*出典文書*:
============================================================

説明

測定装置において信号間の位相関係を調整する方法、および、測定装置

【課題】掃引ヘテロダイン方式の測定装置において、被測定信号以外の信号の入力および手動の位相調整なしに、バースト状の変調信号を測定するための技術を提供する。
【解決手段】
周波数掃引信号源と乗算器とを具備する掃引ヘテロダイン方式の周波数変換器を有する測定装置であって、前記周波数掃引信号源の出力信号の周波数を停止した状態で、前記周波数変換器により周波数変換された被測定バースト信号のタイミングを検出する手段と、周期的パルス信号を発生する手段と、前記検出されたタイミングを用いて、前記パルス信号と前記被測定バースト信号との位相関係を調整する手段と、前記位相関係が調整されたパルス信号を用いて、前記周波数掃引信号源の出力信号の周波数を掃引する手段とを備える。

【発明の詳細な説明】
【技術分野】
【0001】
本発明は、掃引ヘテロダイン方式の測定装置において、バースト信号を測定するための技術に関する。なお、掃引ヘテロダイン方式の測定装置は、入力される被測定信号を異なる周波数に変換し測定する装置であって、周波数変換のために用いられる局部信号の周波数が掃引されるものである。

============================================================

*データ一覧*:
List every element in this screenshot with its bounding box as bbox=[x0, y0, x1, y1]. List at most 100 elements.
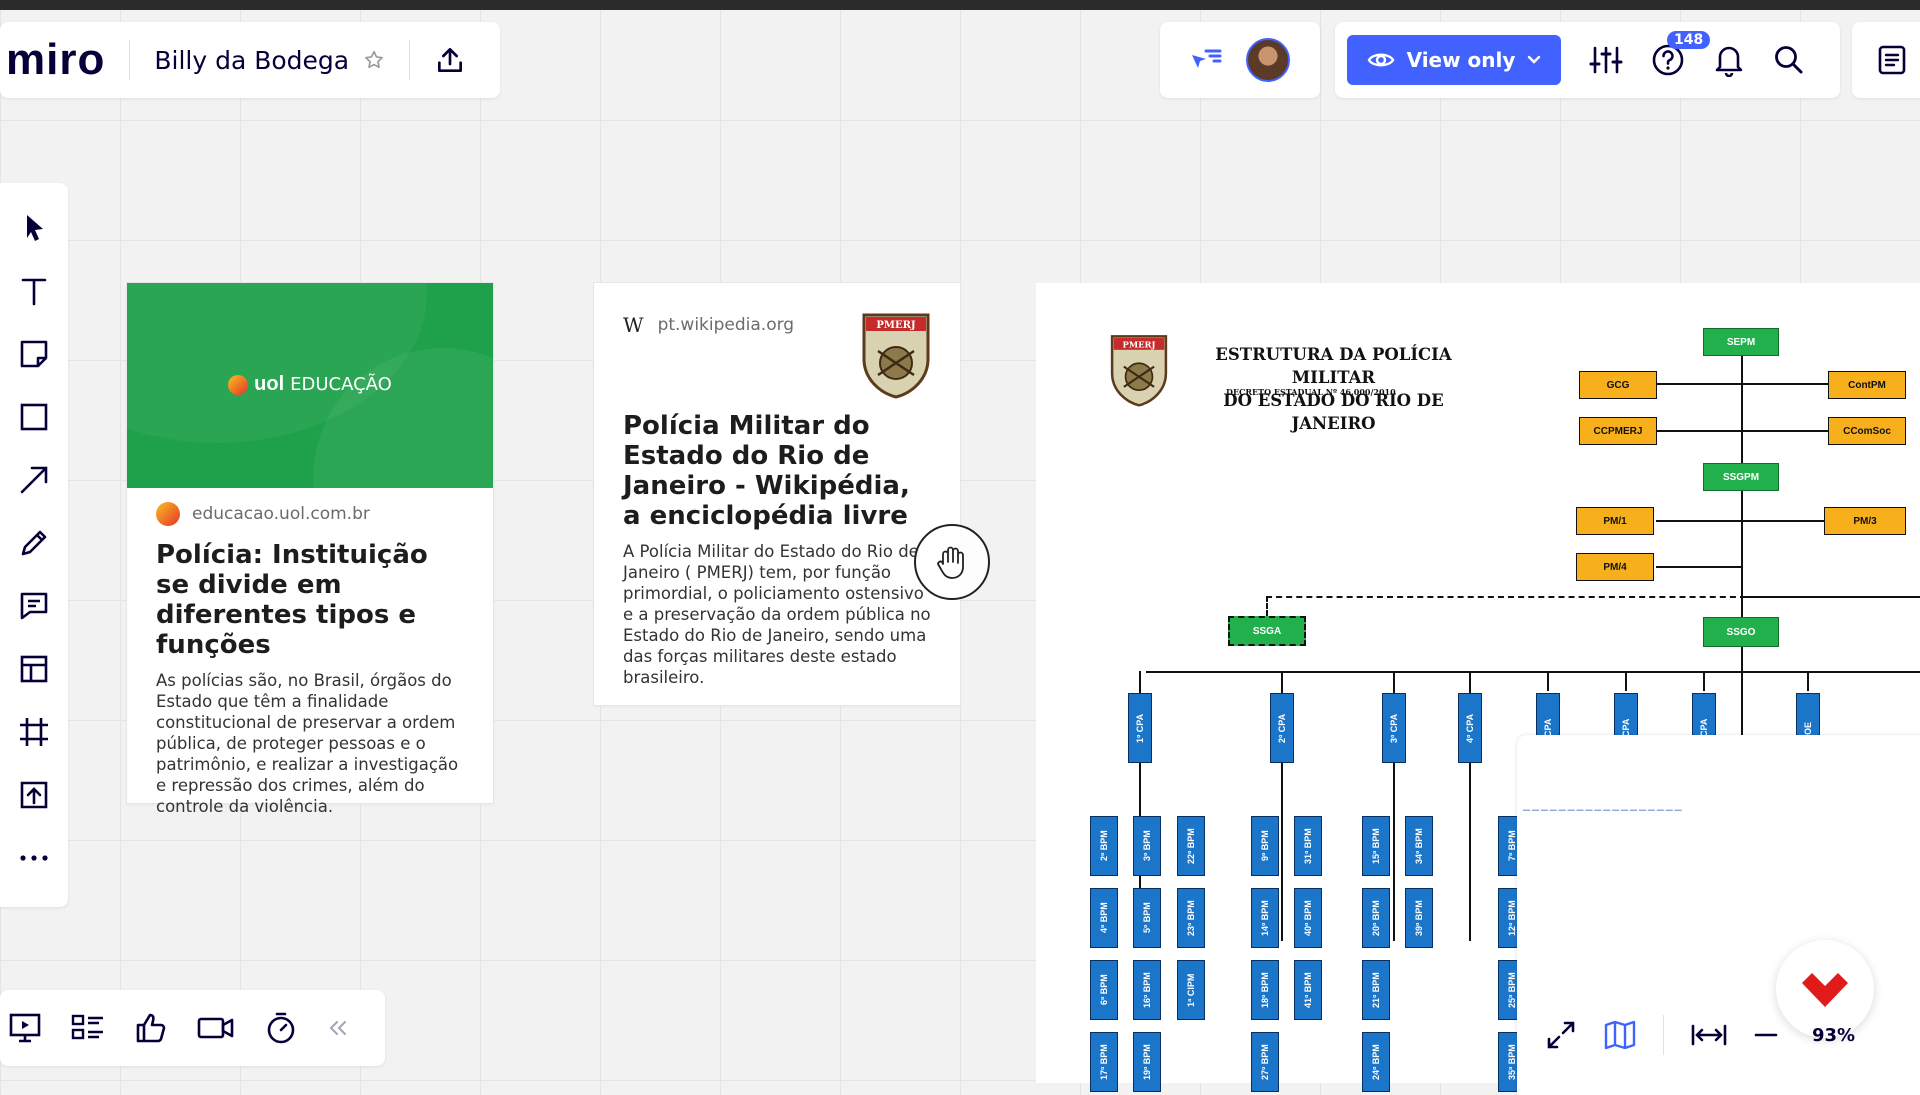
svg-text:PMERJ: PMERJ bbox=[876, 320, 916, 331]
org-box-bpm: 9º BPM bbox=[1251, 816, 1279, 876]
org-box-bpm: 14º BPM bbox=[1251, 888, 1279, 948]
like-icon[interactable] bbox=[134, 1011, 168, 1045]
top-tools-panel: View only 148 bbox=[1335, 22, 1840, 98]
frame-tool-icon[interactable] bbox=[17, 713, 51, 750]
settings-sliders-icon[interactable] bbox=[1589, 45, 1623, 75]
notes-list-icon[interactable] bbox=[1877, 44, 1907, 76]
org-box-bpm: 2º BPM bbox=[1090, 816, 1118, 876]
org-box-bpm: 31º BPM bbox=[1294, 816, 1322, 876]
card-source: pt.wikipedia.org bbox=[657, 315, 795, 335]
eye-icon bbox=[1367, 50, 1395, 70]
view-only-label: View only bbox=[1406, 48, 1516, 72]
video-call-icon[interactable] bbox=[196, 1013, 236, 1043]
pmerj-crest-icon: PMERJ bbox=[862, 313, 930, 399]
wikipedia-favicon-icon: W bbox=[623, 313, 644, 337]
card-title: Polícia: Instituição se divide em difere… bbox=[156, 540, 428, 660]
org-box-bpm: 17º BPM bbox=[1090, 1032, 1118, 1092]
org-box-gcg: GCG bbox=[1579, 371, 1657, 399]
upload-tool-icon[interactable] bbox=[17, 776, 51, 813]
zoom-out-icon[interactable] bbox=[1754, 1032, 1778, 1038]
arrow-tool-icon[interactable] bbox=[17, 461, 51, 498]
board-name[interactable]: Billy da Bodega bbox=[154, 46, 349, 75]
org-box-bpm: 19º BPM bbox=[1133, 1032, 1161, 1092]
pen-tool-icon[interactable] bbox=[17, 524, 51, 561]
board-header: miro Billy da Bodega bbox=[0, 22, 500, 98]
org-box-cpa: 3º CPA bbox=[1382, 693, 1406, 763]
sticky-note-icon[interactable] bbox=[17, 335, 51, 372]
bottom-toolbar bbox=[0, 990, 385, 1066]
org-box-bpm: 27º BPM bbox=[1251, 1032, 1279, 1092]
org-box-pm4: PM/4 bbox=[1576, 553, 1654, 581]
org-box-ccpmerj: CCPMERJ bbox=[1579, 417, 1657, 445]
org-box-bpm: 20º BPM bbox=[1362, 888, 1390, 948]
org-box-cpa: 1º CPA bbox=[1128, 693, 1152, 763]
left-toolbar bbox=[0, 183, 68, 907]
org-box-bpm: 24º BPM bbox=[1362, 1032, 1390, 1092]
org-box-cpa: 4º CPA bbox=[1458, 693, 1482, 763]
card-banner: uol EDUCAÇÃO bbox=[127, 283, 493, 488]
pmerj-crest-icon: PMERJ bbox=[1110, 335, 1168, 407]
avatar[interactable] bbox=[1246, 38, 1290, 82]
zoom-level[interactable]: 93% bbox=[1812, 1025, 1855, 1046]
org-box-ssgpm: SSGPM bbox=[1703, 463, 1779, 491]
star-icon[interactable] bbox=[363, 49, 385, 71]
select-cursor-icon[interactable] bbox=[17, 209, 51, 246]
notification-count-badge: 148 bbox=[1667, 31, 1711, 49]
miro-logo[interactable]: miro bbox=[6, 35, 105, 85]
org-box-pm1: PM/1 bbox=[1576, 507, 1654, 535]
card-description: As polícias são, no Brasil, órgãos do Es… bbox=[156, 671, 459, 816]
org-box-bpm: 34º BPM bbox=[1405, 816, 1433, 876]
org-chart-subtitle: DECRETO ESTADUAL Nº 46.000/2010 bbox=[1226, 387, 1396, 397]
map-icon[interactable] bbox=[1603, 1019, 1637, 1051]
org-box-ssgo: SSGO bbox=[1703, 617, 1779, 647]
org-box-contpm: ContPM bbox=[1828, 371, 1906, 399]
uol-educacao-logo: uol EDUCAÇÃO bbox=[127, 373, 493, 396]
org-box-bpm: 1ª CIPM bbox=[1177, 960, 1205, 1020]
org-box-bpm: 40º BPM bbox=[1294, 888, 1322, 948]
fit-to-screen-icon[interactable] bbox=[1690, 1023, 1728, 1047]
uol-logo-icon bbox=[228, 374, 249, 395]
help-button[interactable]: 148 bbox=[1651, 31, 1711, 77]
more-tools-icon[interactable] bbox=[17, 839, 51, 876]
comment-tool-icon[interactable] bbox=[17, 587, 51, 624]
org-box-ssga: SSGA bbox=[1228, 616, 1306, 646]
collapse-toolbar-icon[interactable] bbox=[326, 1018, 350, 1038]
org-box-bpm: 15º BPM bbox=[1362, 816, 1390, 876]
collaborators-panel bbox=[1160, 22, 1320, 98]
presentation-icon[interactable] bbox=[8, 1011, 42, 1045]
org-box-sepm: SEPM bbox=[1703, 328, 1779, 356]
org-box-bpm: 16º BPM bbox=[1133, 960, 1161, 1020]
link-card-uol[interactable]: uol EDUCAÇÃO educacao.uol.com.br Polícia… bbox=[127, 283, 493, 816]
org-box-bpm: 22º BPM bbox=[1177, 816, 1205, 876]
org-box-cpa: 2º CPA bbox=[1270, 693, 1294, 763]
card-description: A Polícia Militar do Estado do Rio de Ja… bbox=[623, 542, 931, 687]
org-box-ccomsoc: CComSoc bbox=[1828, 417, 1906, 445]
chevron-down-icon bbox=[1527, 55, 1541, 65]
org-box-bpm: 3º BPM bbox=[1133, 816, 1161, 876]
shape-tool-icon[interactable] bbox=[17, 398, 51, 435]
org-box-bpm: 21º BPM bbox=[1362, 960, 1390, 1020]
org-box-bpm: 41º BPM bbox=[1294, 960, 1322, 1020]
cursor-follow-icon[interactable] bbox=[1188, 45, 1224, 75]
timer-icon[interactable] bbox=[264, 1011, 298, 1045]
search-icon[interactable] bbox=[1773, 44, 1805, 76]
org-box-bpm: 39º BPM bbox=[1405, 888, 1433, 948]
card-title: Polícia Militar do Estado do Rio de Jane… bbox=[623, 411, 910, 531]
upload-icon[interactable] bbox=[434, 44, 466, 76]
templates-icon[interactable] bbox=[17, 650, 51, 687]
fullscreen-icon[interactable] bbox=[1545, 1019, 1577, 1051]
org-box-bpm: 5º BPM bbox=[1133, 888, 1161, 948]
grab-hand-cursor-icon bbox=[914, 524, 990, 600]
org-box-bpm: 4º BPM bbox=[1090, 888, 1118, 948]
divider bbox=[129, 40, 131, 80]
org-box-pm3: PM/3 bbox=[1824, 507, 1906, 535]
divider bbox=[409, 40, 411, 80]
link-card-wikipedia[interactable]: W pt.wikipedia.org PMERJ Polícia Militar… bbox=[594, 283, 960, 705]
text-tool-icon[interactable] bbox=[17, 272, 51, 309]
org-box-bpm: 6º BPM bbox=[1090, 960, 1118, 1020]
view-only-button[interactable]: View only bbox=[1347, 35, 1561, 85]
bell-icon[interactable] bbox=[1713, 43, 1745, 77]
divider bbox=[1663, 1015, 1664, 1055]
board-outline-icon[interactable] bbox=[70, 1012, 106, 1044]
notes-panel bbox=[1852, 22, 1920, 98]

============================================================

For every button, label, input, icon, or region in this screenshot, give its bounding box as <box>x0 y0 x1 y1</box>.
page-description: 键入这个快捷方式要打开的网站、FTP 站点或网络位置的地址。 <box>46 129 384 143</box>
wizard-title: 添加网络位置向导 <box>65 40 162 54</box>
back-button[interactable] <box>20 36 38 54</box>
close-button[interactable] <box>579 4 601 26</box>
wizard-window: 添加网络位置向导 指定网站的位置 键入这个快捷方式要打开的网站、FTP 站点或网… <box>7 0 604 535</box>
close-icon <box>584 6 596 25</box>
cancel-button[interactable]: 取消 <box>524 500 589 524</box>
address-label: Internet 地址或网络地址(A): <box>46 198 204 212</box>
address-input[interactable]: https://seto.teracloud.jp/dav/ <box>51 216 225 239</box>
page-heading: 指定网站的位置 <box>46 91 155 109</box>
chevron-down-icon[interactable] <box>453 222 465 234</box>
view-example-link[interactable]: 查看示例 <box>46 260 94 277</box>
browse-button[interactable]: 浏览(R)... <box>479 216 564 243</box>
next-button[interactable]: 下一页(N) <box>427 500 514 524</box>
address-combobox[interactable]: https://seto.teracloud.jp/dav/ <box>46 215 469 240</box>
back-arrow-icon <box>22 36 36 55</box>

============================================================

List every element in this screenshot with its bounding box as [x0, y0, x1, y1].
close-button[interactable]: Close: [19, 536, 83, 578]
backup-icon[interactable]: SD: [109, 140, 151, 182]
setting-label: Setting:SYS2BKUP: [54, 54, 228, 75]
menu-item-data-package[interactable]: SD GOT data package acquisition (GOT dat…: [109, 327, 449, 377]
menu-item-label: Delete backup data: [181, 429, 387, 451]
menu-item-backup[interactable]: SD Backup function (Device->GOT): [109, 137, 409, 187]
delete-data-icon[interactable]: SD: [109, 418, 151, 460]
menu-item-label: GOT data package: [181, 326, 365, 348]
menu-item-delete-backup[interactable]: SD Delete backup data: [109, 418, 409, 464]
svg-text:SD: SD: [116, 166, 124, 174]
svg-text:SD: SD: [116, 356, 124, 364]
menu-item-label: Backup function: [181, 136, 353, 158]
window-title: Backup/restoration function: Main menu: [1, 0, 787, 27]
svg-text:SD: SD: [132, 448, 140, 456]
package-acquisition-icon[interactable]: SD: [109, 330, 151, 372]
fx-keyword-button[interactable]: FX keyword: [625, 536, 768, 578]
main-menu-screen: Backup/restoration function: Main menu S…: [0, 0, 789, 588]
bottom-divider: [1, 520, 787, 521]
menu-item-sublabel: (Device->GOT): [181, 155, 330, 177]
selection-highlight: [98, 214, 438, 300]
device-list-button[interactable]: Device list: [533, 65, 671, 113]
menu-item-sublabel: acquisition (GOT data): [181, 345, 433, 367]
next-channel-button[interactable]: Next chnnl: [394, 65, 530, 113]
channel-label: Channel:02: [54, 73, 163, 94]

============================================================

*練習問題*:
A - 次の(i)〜(iii)が出典文書の内容と合うかどうかを判断しなさい。それぞれ「はい」か「いいえ」で答え、決め手となる出典文書の語句をそのまま引用すること。
(i) 掃引ヘテロダイン方式の測定装置では、周波数変換に用いる局部信号の周波数が掃引される。
(ii) 課題とされる技術は、被測定信号以外の信号を入力し、位相を手動で調整することを前提としている。
(iii) 被測定バースト信号のタイミングは、周波数掃引信号源の出力信号の周波数を掃引しながら検出される。
B - 出典文書のうち「周波数掃引信号源と乗算器とを具備する」で始まる段落を、主な内容を保ったまま箇条書きに改めなさい。
C - バースト信号の測定に関する出典文書について、最後の段落に続く文章を書きなさい。
項目は出典文書とは別個の資料である。

*解答*:
A -
(i) はい。「周波数変換のために用いられる局部信号の周波数が掃引されるものである」
(ii) いいえ。「被測定信号以外の信号の入力および手動の位相調整なしに」
(iii) いいえ。「前記周波数掃引信号源の出力信号の周波数を停止した状態で」

B -
・測定装置は、周波数掃引信号源と乗算器を備えた掃引ヘテロダイン方式の周波数変換器を持つ。
・周波数掃引信号源の出力信号の周波数を止めた状態で、周波数変換された被測定バースト信号のタイミングを検出する手段を備える。
・周期的なパルス信号を発生する手段を備える。
・検出したタイミングを用いて、パルス信号と被測定バースト信号との位相関係を調整する手段を備える。
・位相関係を調整したパルス信号を用いて、周波数掃引信号源の出力信号の周波数を掃引する手段を備える。

C -
【背景技術】
【0002】
スペクトラム・アナライザのような掃引ヘテロダイン方式の測定装置で、バースト状の信号を測定する場合、そのバースト状の信号が存在する時間的な位置を知る必要がある。それは、バースト状の信号が存在する期間のみ、局部信号の周波数掃引および被測定信号の測定を行うためである。以下、バースト状の信号を単にバースト信号と称する。バースト信号が存在する時間的な位置を知るための従来の典型的な方法は、以下の3つである。
【0003】
第一の方法は、測定装置の外部から、バースト信号が存在する時間的な位置を知らせる信号を測定装置に与える方法である(例えば、特許文献1、特許文献2および非特許文献1を参照。)。この場合、測定装置は、与えられた信号に同期して、局部信号の周波数掃引および周波数変換された被測定信号の測定を行う。例えば、外部信号が論理レベルH(ハイ)の時に周波数掃引と測定を行う、外部入力信号が論理レベルL(ロー)の時に周波数掃引と測定を停止する。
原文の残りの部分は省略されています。